WHAT TO WORK ON >> Copy each line of the data below with the word "Tasso".

* begin *

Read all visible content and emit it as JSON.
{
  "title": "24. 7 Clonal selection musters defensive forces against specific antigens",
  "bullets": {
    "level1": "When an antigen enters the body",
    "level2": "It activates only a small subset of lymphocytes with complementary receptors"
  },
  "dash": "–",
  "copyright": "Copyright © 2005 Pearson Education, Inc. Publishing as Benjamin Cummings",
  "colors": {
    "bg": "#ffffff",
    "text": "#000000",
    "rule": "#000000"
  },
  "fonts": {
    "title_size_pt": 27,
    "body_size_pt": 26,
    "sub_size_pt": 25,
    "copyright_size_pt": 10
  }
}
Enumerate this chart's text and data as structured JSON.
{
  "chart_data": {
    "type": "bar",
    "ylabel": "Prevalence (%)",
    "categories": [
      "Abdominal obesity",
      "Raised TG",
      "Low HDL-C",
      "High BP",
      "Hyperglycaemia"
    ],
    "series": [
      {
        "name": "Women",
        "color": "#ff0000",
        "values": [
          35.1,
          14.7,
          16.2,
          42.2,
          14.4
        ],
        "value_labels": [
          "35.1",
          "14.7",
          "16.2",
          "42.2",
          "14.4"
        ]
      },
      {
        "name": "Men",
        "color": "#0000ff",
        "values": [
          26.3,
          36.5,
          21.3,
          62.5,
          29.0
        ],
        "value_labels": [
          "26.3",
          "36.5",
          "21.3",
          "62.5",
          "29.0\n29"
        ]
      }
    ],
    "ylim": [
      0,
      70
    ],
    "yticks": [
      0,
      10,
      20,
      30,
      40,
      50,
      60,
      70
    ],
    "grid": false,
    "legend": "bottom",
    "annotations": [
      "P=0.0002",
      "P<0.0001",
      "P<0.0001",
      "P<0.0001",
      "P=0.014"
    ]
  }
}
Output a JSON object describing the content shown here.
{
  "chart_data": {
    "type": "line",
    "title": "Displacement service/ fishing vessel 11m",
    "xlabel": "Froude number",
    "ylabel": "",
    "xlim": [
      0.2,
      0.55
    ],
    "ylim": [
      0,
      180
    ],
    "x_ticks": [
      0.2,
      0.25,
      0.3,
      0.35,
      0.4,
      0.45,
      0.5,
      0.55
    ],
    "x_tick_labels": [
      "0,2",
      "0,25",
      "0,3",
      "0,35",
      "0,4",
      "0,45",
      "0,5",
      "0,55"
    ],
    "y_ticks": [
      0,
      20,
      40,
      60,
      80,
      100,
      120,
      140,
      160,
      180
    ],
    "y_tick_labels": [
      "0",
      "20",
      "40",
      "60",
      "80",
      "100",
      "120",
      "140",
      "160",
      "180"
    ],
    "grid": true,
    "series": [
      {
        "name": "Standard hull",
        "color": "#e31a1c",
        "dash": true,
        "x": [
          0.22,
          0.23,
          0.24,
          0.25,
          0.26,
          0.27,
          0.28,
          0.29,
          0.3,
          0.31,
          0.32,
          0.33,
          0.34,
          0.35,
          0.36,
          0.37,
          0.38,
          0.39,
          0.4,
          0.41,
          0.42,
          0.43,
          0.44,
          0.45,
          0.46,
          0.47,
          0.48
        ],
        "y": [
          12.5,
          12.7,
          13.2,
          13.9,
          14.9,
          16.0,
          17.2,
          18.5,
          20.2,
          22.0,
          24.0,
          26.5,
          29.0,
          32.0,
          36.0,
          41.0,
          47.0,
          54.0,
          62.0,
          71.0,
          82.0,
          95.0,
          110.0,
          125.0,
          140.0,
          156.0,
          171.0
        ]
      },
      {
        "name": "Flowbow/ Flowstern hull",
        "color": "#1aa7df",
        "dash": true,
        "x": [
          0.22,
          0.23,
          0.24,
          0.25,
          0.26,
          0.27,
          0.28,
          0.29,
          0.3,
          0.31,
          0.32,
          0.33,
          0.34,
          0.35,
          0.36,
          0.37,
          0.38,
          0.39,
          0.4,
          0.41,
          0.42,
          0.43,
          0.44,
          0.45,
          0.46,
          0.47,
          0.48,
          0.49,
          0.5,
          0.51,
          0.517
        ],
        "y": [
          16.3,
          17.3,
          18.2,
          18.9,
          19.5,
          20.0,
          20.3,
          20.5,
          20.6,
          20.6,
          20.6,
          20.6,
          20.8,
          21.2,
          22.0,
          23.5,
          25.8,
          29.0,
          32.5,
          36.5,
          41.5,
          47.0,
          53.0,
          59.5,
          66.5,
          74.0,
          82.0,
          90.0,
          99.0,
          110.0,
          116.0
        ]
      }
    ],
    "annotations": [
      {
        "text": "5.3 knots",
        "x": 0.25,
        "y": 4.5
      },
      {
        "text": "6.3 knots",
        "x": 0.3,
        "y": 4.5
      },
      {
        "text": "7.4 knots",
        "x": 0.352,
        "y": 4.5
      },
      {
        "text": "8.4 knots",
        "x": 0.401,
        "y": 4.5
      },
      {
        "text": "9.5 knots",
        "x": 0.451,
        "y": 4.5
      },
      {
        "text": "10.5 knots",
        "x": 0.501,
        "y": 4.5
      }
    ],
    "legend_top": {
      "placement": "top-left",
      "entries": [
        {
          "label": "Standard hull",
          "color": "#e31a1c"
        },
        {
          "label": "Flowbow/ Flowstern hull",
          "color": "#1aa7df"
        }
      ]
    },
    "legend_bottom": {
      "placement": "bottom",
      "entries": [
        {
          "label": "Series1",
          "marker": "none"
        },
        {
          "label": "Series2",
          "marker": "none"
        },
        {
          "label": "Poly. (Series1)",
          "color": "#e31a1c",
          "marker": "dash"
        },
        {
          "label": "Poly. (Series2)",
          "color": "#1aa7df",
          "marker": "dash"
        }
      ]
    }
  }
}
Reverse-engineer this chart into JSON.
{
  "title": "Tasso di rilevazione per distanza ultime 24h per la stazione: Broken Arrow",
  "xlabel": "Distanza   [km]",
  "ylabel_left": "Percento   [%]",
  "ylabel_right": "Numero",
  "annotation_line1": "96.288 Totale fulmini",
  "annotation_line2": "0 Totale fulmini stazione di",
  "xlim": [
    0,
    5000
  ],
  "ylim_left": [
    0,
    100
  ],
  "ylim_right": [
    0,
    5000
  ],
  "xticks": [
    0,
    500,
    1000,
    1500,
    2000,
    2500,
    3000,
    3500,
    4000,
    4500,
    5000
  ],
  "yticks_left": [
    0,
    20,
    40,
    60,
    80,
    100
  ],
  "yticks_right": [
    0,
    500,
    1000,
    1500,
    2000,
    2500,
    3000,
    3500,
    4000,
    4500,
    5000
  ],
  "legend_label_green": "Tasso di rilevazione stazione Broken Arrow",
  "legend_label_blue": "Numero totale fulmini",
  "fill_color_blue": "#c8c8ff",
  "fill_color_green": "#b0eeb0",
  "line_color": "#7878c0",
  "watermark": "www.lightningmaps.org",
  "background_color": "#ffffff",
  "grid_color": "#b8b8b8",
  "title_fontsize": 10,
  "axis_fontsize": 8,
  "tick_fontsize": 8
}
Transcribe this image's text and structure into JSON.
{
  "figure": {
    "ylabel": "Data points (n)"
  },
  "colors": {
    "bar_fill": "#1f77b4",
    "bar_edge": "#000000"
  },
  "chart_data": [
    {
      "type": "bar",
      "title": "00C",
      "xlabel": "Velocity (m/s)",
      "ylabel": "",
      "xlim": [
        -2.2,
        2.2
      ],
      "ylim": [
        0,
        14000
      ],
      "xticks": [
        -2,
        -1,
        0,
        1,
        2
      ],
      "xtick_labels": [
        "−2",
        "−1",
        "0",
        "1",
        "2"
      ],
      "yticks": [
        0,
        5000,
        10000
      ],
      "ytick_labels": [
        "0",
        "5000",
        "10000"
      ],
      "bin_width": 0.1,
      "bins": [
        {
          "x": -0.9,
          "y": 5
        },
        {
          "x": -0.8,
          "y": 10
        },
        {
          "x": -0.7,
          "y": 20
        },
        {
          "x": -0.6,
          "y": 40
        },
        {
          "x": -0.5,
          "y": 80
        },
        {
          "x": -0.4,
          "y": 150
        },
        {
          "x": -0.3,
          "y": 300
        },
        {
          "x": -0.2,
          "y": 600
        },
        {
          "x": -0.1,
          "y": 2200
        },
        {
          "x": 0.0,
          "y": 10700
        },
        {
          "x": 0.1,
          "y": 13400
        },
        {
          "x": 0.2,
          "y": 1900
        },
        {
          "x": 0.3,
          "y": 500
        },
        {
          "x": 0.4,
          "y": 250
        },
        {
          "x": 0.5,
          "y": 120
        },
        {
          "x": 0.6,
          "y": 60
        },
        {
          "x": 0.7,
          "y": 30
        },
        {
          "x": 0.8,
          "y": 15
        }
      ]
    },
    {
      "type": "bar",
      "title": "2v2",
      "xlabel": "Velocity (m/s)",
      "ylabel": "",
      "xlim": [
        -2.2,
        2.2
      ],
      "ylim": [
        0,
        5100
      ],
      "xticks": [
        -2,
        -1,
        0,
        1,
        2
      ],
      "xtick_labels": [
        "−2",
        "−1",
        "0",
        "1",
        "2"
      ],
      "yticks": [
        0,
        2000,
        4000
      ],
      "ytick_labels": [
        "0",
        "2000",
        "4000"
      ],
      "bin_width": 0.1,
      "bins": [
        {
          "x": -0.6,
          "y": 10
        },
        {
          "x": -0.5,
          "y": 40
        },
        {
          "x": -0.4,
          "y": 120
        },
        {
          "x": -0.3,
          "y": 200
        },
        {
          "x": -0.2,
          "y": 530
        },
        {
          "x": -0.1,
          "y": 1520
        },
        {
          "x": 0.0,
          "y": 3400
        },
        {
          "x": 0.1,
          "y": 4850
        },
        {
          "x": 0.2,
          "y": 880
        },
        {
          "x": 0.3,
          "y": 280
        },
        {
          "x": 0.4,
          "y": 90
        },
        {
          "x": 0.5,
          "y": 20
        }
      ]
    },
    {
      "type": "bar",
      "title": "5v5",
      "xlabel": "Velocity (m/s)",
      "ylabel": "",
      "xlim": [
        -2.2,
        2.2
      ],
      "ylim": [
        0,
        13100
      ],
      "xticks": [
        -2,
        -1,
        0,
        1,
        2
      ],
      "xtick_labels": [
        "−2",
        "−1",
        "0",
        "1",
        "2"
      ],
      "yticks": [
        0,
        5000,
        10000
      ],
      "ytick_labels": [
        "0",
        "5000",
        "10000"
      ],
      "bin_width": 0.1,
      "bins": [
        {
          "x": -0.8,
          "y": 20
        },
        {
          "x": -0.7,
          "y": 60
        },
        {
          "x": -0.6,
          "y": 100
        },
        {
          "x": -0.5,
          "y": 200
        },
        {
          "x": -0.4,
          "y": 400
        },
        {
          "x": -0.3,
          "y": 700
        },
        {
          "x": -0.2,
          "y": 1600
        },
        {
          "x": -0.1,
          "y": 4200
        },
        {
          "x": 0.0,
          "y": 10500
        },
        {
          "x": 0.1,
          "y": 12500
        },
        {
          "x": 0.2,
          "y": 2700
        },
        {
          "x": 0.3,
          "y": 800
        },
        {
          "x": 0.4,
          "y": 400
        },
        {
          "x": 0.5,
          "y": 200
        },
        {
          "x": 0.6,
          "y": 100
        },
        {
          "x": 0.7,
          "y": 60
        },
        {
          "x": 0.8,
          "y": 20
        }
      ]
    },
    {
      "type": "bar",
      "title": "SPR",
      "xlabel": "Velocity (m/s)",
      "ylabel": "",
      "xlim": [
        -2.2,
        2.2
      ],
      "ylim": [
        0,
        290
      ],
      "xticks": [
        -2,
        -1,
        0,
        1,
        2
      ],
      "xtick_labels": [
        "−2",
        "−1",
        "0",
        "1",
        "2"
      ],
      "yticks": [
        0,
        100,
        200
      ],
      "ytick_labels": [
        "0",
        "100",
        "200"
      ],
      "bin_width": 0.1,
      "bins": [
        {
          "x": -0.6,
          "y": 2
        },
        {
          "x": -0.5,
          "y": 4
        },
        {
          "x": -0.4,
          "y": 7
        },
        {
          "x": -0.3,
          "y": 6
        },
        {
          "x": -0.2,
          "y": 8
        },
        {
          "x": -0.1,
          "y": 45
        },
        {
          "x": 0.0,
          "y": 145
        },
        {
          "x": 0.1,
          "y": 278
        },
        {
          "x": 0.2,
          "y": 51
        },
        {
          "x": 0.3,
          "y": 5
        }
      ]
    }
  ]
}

* end *

FINAL RESULT >>
  "title": "Tasso di rilevazione per distanza ultime 24h per la stazione: Broken Arrow",
  "legend_label_green": "Tasso di rilevazione stazione Broken Arrow",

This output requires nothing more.